» Directions:
Recast the part of the material that opens with its first line and closes with the line containing "The sealing ring 5 is at (147, 352)." as a JSON list of strings, one string per line, with blank lines omitted. Include both end lines and nothing beyond them.

━━━ Input data

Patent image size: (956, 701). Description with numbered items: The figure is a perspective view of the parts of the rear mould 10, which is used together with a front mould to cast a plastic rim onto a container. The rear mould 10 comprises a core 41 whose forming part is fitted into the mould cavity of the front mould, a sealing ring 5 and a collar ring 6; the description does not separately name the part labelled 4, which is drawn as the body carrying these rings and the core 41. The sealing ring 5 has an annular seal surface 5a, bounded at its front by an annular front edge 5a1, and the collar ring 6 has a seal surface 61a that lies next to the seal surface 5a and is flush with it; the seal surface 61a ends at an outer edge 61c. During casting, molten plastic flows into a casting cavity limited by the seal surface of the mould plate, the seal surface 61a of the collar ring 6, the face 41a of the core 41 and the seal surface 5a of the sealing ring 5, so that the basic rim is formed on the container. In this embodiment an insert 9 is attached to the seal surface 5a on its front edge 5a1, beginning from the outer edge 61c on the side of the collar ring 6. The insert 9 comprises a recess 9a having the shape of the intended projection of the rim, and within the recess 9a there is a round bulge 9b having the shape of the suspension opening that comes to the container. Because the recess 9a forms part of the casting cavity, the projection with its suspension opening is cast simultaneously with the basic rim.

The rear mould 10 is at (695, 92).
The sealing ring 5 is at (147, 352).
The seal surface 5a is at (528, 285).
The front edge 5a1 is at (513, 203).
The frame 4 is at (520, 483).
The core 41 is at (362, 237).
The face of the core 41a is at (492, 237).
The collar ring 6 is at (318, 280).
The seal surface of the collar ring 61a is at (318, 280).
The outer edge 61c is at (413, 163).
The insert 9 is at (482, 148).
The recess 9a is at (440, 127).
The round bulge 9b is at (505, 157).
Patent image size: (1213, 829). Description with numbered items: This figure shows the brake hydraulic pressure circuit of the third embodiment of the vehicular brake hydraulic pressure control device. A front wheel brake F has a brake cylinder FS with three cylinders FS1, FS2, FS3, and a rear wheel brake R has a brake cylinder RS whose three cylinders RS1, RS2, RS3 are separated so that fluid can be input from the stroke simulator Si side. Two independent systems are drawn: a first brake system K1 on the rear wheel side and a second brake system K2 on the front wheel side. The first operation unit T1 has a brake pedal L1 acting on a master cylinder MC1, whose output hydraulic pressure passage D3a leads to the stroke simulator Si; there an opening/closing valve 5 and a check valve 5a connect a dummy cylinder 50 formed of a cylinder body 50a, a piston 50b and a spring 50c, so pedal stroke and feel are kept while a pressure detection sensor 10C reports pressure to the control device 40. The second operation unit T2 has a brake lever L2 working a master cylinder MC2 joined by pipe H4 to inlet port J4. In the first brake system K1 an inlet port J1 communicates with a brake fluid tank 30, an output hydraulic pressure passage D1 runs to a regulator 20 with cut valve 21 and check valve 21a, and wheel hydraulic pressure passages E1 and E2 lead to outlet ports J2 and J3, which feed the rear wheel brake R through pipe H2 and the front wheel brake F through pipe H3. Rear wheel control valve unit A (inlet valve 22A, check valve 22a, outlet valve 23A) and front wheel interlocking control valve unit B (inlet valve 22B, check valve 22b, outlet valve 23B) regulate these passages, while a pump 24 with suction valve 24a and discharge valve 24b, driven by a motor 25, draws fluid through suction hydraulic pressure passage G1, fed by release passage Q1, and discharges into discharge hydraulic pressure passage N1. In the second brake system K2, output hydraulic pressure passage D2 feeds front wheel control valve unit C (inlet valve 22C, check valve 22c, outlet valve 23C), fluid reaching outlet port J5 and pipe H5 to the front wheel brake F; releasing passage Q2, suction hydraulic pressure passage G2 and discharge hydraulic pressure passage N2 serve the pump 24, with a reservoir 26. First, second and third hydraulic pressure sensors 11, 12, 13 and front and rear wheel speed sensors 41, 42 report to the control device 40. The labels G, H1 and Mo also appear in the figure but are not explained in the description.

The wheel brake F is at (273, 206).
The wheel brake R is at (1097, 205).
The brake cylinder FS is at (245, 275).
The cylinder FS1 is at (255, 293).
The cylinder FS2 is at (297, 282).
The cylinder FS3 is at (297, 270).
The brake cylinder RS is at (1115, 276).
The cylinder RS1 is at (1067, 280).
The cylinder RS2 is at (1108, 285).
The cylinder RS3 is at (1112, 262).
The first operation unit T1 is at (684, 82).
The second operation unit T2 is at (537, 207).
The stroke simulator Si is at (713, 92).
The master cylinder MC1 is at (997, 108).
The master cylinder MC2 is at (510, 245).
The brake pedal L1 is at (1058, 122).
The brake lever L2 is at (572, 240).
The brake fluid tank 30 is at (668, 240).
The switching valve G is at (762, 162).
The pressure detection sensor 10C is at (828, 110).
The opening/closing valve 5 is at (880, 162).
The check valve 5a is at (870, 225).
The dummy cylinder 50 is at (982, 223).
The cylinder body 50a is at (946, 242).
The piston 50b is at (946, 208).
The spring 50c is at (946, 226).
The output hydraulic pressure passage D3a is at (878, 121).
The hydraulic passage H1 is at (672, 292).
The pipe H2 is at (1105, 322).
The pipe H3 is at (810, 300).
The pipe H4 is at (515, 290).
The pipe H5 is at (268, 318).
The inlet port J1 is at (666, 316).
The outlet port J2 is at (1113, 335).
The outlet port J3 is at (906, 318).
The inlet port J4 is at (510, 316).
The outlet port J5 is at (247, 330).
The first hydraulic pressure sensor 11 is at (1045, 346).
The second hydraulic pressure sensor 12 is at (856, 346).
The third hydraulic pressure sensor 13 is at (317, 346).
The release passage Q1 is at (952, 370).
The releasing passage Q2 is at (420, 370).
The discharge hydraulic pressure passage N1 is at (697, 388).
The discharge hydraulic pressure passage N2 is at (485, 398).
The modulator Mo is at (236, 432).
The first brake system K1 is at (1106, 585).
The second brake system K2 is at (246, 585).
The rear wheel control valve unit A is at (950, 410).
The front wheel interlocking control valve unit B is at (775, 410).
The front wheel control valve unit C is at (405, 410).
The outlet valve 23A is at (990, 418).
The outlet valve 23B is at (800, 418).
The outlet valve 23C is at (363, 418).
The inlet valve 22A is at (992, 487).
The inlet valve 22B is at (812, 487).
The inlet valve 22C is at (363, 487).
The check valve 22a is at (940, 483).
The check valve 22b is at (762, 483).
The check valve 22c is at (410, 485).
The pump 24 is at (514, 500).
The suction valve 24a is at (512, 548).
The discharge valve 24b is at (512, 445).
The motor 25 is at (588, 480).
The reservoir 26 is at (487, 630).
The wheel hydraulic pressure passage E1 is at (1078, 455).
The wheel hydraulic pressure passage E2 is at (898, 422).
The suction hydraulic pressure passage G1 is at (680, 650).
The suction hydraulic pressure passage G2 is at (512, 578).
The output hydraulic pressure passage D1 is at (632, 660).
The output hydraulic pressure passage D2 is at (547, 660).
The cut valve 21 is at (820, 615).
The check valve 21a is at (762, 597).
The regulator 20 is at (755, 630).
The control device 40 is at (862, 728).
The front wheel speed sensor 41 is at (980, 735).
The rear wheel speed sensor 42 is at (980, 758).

━━━━━━

» Task solution:
[
  "Patent image size: (956, 701). Description with numbered items: The figure is a perspective view of the parts of the rear mould 10, which is used together with a front mould to cast a plastic rim onto a container. The rear mould 10 comprises a core 41 whose forming part is fitted into the mould cavity of the front mould, a sealing ring 5 and a collar ring 6; the description does not separately name the part labelled 4, which is drawn as the body carrying these rings and the core 41. The sealing ring 5 has an annular seal surface 5a, bounded at its front by an annular front edge 5a1, and the collar ring 6 has a seal surface 61a that lies next to the seal surface 5a and is flush with it; the seal surface 61a ends at an outer edge 61c. During casting, molten plastic flows into a casting cavity limited by the seal surface of the mould plate, the seal surface 61a of the collar ring 6, the face 41a of the core 41 and the seal surface 5a of the sealing ring 5, so that the basic rim is formed on the container. In this embodiment an insert 9 is attached to the seal surface 5a on its front edge 5a1, beginning from the outer edge 61c on the side of the collar ring 6. The insert 9 comprises a recess 9a having the shape of the intended projection of the rim, and within the recess 9a there is a round bulge 9b having the shape of the suspension opening that comes to the container. Because the recess 9a forms part of the casting cavity, the projection with its suspension opening is cast simultaneously with the basic rim.",
  "The rear mould 10 is at (695, 92).",
  "The sealing ring 5 is at (147, 352)."
]